··· Records for the exercise
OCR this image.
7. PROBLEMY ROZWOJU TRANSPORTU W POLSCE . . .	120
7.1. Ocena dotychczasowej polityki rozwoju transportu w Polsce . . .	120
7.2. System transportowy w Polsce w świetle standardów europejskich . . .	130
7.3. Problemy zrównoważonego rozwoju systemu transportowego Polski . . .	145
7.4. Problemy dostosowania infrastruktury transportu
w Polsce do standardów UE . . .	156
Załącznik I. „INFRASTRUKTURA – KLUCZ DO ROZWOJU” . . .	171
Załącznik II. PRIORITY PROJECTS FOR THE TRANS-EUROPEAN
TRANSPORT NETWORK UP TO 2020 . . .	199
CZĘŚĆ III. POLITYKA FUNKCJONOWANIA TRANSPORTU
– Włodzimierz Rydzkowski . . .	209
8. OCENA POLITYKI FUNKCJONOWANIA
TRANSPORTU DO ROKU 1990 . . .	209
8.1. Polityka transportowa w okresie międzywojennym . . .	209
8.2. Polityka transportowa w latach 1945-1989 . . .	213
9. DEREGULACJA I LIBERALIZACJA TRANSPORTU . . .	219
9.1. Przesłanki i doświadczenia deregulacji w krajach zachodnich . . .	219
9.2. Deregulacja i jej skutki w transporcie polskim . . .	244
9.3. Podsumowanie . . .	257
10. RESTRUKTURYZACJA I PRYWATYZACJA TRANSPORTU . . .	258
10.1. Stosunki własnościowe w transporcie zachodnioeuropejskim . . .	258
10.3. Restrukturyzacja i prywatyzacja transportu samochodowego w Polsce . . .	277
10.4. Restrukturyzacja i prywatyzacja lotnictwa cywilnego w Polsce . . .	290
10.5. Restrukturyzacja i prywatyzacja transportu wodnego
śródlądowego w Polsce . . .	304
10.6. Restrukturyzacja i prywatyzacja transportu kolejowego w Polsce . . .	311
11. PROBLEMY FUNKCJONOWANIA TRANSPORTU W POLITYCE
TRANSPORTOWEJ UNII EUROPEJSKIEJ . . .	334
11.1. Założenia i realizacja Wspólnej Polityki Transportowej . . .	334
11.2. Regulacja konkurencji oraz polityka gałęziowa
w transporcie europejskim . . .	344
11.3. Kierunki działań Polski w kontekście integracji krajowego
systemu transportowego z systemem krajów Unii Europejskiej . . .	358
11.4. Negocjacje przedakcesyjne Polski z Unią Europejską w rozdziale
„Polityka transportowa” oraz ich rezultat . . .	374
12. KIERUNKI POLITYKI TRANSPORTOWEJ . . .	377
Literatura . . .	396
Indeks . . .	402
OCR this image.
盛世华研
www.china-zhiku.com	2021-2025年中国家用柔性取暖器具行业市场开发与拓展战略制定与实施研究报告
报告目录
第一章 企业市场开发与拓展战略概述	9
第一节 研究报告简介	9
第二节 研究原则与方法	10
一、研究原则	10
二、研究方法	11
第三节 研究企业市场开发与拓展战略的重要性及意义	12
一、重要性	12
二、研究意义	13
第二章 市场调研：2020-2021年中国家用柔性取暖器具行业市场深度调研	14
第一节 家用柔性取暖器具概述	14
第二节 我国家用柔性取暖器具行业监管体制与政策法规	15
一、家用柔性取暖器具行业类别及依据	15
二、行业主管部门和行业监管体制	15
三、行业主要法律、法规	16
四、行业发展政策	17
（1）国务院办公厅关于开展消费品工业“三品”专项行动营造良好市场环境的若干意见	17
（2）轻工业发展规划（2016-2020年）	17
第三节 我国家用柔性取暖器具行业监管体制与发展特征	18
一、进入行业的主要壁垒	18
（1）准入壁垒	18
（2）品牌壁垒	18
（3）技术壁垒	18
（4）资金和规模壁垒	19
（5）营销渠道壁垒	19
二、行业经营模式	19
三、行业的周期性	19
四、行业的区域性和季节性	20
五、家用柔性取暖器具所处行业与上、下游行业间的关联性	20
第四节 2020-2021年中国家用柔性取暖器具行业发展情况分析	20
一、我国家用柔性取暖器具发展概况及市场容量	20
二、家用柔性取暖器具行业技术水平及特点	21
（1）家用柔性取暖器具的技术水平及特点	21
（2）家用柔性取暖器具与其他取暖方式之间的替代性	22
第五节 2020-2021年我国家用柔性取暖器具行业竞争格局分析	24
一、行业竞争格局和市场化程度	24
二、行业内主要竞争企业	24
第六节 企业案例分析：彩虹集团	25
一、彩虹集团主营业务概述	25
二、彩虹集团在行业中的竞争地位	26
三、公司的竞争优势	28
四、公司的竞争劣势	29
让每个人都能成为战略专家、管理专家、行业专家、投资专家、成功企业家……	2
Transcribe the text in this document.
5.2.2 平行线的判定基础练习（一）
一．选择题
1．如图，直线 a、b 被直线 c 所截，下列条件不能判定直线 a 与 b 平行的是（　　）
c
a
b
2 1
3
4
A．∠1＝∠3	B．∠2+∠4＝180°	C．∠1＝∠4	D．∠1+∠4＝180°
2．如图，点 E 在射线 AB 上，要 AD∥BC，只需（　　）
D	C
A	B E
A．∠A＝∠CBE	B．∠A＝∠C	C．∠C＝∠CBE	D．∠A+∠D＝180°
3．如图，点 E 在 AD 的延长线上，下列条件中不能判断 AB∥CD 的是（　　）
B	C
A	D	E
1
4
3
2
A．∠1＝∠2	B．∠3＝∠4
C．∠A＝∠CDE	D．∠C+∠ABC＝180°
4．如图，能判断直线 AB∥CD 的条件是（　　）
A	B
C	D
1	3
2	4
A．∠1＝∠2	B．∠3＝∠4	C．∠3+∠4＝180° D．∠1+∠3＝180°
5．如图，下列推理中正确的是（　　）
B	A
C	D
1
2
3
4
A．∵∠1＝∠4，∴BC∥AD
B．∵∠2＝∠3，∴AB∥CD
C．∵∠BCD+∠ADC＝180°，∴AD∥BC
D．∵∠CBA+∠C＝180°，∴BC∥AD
······
What you are asked to do — Extract each line from the listing above, please, and repeat it exactly.

The solution —
OCR this image.
7. PROBLEMY ROZWOJU TRANSPORTU W POLSCE . . .	120
7.1. Ocena dotychczasowej polityki rozwoju transportu w Polsce . . .	120
7.2. System transportowy w Polsce w świetle standardów europejskich . . .	130
7.3. Problemy zrównoważonego rozwoju systemu transportowego Polski . . .	145
7.4. Problemy dostosowania infrastruktury transportu
w Polsce do standardów UE . . .	156
Załącznik I. „INFRASTRUKTURA – KLUCZ DO ROZWOJU” . . .	171
Załącznik II. PRIORITY PROJECTS FOR THE TRANS-EUROPEAN
TRANSPORT NETWORK UP TO 2020 . . .	199
CZĘŚĆ III. POLITYKA FUNKCJONOWANIA TRANSPORTU
– Włodzimierz Rydzkowski . . .	209
8. OCENA POLITYKI FUNKCJONOWANIA
TRANSPORTU DO ROKU 1990 . . .	209
8.1. Polityka transportowa w okresie międzywojennym . . .	209
8.2. Polityka transportowa w latach 1945-1989 . . .	213
9. DEREGULACJA I LIBERALIZACJA TRANSPORTU . . .	219
9.1. Przesłanki i doświadczenia deregulacji w krajach zachodnich . . .	219
9.2. Deregulacja i jej skutki w transporcie polskim . . .	244
9.3. Podsumowanie . . .	257
10. RESTRUKTURYZACJA I PRYWATYZACJA TRANSPORTU . . .	258
10.1. Stosunki własnościowe w transporcie zachodnioeuropejskim . . .	258
10.3. Restrukturyzacja i prywatyzacja transportu samochodowego w Polsce . . .	277
10.4. Restrukturyzacja i prywatyzacja lotnictwa cywilnego w Polsce . . .	290
10.5. Restrukturyzacja i prywatyzacja transportu wodnego
śródlądowego w Polsce . . .	304
10.6. Restrukturyzacja i prywatyzacja transportu kolejowego w Polsce . . .	311
11. PROBLEMY FUNKCJONOWANIA TRANSPORTU W POLITYCE
TRANSPORTOWEJ UNII EUROPEJSKIEJ . . .	334
11.1. Założenia i realizacja Wspólnej Polityki Transportowej . . .	334
11.2. Regulacja konkurencji oraz polityka gałęziowa
w transporcie europejskim . . .	344
11.3. Kierunki działań Polski w kontekście integracji krajowego
systemu transportowego z systemem krajów Unii Europejskiej . . .	358
11.4. Negocjacje przedakcesyjne Polski z Unią Europejską w rozdziale
„Polityka transportowa” oraz ich rezultat . . .	374
12. KIERUNKI POLITYKI TRANSPORTOWEJ . . .	377
Literatura . . .	396
Indeks . . .	402
OCR this image.
盛世华研
www.china-zhiku.com	2021-2025年中国家用柔性取暖器具行业市场开发与拓展战略制定与实施研究报告
报告目录
第一章 企业市场开发与拓展战略概述	9
第一节 研究报告简介	9
第二节 研究原则与方法	10
一、研究原则	10
二、研究方法	11
第三节 研究企业市场开发与拓展战略的重要性及意义	12
一、重要性	12
二、研究意义	13
第二章 市场调研：2020-2021年中国家用柔性取暖器具行业市场深度调研	14
第一节 家用柔性取暖器具概述	14
第二节 我国家用柔性取暖器具行业监管体制与政策法规	15
一、家用柔性取暖器具行业类别及依据	15
二、行业主管部门和行业监管体制	15
三、行业主要法律、法规	16
四、行业发展政策	17
（1）国务院办公厅关于开展消费品工业“三品”专项行动营造良好市场环境的若干意见	17
（2）轻工业发展规划（2016-2020年）	17
第三节 我国家用柔性取暖器具行业监管体制与发展特征	18
一、进入行业的主要壁垒	18
（1）准入壁垒	18
（2）品牌壁垒	18
（3）技术壁垒	18
（4）资金和规模壁垒	19
（5）营销渠道壁垒	19
二、行业经营模式	19
三、行业的周期性	19
四、行业的区域性和季节性	20
五、家用柔性取暖器具所处行业与上、下游行业间的关联性	20
第四节 2020-2021年中国家用柔性取暖器具行业发展情况分析	20
一、我国家用柔性取暖器具发展概况及市场容量	20
二、家用柔性取暖器具行业技术水平及特点	21
（1）家用柔性取暖器具的技术水平及特点	21
（2）家用柔性取暖器具与其他取暖方式之间的替代性	22
第五节 2020-2021年我国家用柔性取暖器具行业竞争格局分析	24
一、行业竞争格局和市场化程度	24
二、行业内主要竞争企业	24
第六节 企业案例分析：彩虹集团	25
一、彩虹集团主营业务概述	25
二、彩虹集团在行业中的竞争地位	26
三、公司的竞争优势	28
四、公司的竞争劣势	29
让每个人都能成为战略专家、管理专家、行业专家、投资专家、成功企业家……	2
Transcribe the text in this document.
5.2.2 平行线的判定基础练习（一）
一．选择题
1．如图，直线 a、b 被直线 c 所截，下列条件不能判定直线 a 与 b 平行的是（　　）
c
a
b
2 1
3
4
A．∠1＝∠3	B．∠2+∠4＝180°	C．∠1＝∠4	D．∠1+∠4＝180°
2．如图，点 E 在射线 AB 上，要 AD∥BC，只需（　　）
D	C
A	B E
A．∠A＝∠CBE	B．∠A＝∠C	C．∠C＝∠CBE	D．∠A+∠D＝180°
3．如图，点 E 在 AD 的延长线上，下列条件中不能判断 AB∥CD 的是（　　）
B	C
A	D	E
1
4
3
2
A．∠1＝∠2	B．∠3＝∠4
C．∠A＝∠CDE	D．∠C+∠ABC＝180°
4．如图，能判断直线 AB∥CD 的条件是（　　）
A	B
C	D
1	3
2	4
A．∠1＝∠2	B．∠3＝∠4	C．∠3+∠4＝180° D．∠1+∠3＝180°
5．如图，下列推理中正确的是（　　）
B	A
C	D
1
2
3
4
A．∵∠1＝∠4，∴BC∥AD
B．∵∠2＝∠3，∴AB∥CD
C．∵∠BCD+∠ADC＝180°，∴AD∥BC
D．∵∠CBA+∠C＝180°，∴BC∥AD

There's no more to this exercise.